Input rows
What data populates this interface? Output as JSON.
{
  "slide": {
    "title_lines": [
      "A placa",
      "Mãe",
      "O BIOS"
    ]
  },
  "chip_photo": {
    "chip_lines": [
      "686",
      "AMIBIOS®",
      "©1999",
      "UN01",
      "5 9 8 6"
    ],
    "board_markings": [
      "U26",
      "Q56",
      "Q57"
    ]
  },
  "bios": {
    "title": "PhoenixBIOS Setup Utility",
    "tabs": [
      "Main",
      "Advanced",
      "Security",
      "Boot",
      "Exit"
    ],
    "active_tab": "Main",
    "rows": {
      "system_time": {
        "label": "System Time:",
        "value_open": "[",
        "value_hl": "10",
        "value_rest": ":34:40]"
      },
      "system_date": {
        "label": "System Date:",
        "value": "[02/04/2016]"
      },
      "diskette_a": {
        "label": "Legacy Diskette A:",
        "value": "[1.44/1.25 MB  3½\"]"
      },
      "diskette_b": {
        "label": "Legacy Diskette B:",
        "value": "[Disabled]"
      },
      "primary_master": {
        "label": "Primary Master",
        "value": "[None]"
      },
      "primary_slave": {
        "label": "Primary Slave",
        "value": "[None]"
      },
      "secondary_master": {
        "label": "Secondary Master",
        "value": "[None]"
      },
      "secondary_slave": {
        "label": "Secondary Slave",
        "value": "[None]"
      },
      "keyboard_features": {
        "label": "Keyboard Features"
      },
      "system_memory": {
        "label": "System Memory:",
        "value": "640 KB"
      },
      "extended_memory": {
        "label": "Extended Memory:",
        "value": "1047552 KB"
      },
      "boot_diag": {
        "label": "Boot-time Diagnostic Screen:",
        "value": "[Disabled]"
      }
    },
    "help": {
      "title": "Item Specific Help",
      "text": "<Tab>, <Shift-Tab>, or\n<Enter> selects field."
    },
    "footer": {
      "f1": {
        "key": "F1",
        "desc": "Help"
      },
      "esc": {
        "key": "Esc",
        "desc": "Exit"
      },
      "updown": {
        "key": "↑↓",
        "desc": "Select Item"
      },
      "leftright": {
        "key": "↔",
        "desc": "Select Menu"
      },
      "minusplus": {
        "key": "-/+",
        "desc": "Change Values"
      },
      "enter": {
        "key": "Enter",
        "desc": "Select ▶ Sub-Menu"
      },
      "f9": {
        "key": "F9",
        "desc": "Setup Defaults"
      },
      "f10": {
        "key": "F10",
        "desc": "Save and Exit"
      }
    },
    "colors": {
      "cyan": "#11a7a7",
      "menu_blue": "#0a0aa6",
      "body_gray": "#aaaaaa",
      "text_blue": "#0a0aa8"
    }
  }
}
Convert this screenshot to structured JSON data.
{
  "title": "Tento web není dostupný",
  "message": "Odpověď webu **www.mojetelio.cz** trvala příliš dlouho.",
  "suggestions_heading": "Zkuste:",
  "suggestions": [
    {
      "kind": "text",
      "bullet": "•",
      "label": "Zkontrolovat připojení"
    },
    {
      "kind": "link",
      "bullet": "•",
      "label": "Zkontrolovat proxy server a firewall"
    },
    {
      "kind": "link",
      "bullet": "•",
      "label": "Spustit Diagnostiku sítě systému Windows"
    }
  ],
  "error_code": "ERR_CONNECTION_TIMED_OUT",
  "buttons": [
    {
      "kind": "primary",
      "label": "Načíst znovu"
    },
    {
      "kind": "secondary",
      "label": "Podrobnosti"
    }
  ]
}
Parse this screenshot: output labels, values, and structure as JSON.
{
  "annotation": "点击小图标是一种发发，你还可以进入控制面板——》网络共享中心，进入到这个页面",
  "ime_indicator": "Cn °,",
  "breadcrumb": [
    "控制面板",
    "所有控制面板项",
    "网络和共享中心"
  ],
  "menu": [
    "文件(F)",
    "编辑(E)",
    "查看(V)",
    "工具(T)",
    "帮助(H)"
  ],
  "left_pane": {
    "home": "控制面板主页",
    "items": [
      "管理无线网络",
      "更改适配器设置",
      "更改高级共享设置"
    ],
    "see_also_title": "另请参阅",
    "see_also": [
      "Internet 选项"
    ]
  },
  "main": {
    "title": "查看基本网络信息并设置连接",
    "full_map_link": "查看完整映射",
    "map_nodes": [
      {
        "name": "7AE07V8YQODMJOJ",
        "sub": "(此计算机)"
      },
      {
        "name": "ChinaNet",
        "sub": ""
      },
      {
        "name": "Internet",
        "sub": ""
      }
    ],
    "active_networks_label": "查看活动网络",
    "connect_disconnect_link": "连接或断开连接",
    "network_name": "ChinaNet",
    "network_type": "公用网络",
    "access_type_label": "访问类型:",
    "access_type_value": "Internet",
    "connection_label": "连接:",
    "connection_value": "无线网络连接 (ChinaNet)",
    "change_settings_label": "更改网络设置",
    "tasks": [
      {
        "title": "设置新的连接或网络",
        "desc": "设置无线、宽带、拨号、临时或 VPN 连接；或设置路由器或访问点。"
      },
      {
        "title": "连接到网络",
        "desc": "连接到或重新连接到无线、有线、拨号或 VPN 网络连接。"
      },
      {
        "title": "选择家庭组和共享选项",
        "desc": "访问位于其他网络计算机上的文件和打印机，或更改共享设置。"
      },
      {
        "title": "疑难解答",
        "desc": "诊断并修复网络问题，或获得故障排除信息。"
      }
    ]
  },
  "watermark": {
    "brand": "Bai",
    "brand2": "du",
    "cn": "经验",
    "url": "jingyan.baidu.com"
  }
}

Exercise
All of the entries should be written out again exactly.

Solution below
What data populates this interface? Output as JSON.
{
  "slide": {
    "title_lines": [
      "A placa",
      "Mãe",
      "O BIOS"
    ]
  },
  "chip_photo": {
    "chip_lines": [
      "686",
      "AMIBIOS®",
      "©1999",
      "UN01",
      "5 9 8 6"
    ],
    "board_markings": [
      "U26",
      "Q56",
      "Q57"
    ]
  },
  "bios": {
    "title": "PhoenixBIOS Setup Utility",
    "tabs": [
      "Main",
      "Advanced",
      "Security",
      "Boot",
      "Exit"
    ],
    "active_tab": "Main",
    "rows": {
      "system_time": {
        "label": "System Time:",
        "value_open": "[",
        "value_hl": "10",
        "value_rest": ":34:40]"
      },
      "system_date": {
        "label": "System Date:",
        "value": "[02/04/2016]"
      },
      "diskette_a": {
        "label": "Legacy Diskette A:",
        "value": "[1.44/1.25 MB  3½\"]"
      },
      "diskette_b": {
        "label": "Legacy Diskette B:",
        "value": "[Disabled]"
      },
      "primary_master": {
        "label": "Primary Master",
        "value": "[None]"
      },
      "primary_slave": {
        "label": "Primary Slave",
        "value": "[None]"
      },
      "secondary_master": {
        "label": "Secondary Master",
        "value": "[None]"
      },
      "secondary_slave": {
        "label": "Secondary Slave",
        "value": "[None]"
      },
      "keyboard_features": {
        "label": "Keyboard Features"
      },
      "system_memory": {
        "label": "System Memory:",
        "value": "640 KB"
      },
      "extended_memory": {
        "label": "Extended Memory:",
        "value": "1047552 KB"
      },
      "boot_diag": {
        "label": "Boot-time Diagnostic Screen:",
        "value": "[Disabled]"
      }
    },
    "help": {
      "title": "Item Specific Help",
      "text": "<Tab>, <Shift-Tab>, or\n<Enter> selects field."
    },
    "footer": {
      "f1": {
        "key": "F1",
        "desc": "Help"
      },
      "esc": {
        "key": "Esc",
        "desc": "Exit"
      },
      "updown": {
        "key": "↑↓",
        "desc": "Select Item"
      },
      "leftright": {
        "key": "↔",
        "desc": "Select Menu"
      },
      "minusplus": {
        "key": "-/+",
        "desc": "Change Values"
      },
      "enter": {
        "key": "Enter",
        "desc": "Select ▶ Sub-Menu"
      },
      "f9": {
        "key": "F9",
        "desc": "Setup Defaults"
      },
      "f10": {
        "key": "F10",
        "desc": "Save and Exit"
      }
    },
    "colors": {
      "cyan": "#11a7a7",
      "menu_blue": "#0a0aa6",
      "body_gray": "#aaaaaa",
      "text_blue": "#0a0aa8"
    }
  }
}
Convert this screenshot to structured JSON data.
{
  "title": "Tento web není dostupný",
  "message": "Odpověď webu **www.mojetelio.cz** trvala příliš dlouho.",
  "suggestions_heading": "Zkuste:",
  "suggestions": [
    {
      "kind": "text",
      "bullet": "•",
      "label": "Zkontrolovat připojení"
    },
    {
      "kind": "link",
      "bullet": "•",
      "label": "Zkontrolovat proxy server a firewall"
    },
    {
      "kind": "link",
      "bullet": "•",
      "label": "Spustit Diagnostiku sítě systému Windows"
    }
  ],
  "error_code": "ERR_CONNECTION_TIMED_OUT",
  "buttons": [
    {
      "kind": "primary",
      "label": "Načíst znovu"
    },
    {
      "kind": "secondary",
      "label": "Podrobnosti"
    }
  ]
}
Parse this screenshot: output labels, values, and structure as JSON.
{
  "annotation": "点击小图标是一种发发，你还可以进入控制面板——》网络共享中心，进入到这个页面",
  "ime_indicator": "Cn °,",
  "breadcrumb": [
    "控制面板",
    "所有控制面板项",
    "网络和共享中心"
  ],
  "menu": [
    "文件(F)",
    "编辑(E)",
    "查看(V)",
    "工具(T)",
    "帮助(H)"
  ],
  "left_pane": {
    "home": "控制面板主页",
    "items": [
      "管理无线网络",
      "更改适配器设置",
      "更改高级共享设置"
    ],
    "see_also_title": "另请参阅",
    "see_also": [
      "Internet 选项"
    ]
  },
  "main": {
    "title": "查看基本网络信息并设置连接",
    "full_map_link": "查看完整映射",
    "map_nodes": [
      {
        "name": "7AE07V8YQODMJOJ",
        "sub": "(此计算机)"
      },
      {
        "name": "ChinaNet",
        "sub": ""
      },
      {
        "name": "Internet",
        "sub": ""
      }
    ],
    "active_networks_label": "查看活动网络",
    "connect_disconnect_link": "连接或断开连接",
    "network_name": "ChinaNet",
    "network_type": "公用网络",
    "access_type_label": "访问类型:",
    "access_type_value": "Internet",
    "connection_label": "连接:",
    "connection_value": "无线网络连接 (ChinaNet)",
    "change_settings_label": "更改网络设置",
    "tasks": [
      {
        "title": "设置新的连接或网络",
        "desc": "设置无线、宽带、拨号、临时或 VPN 连接；或设置路由器或访问点。"
      },
      {
        "title": "连接到网络",
        "desc": "连接到或重新连接到无线、有线、拨号或 VPN 网络连接。"
      },
      {
        "title": "选择家庭组和共享选项",
        "desc": "访问位于其他网络计算机上的文件和打印机，或更改共享设置。"
      },
      {
        "title": "疑难解答",
        "desc": "诊断并修复网络问题，或获得故障排除信息。"
      }
    ]
  },
  "watermark": {
    "brand": "Bai",
    "brand2": "du",
    "cn": "经验",
    "url": "jingyan.baidu.com"
  }
}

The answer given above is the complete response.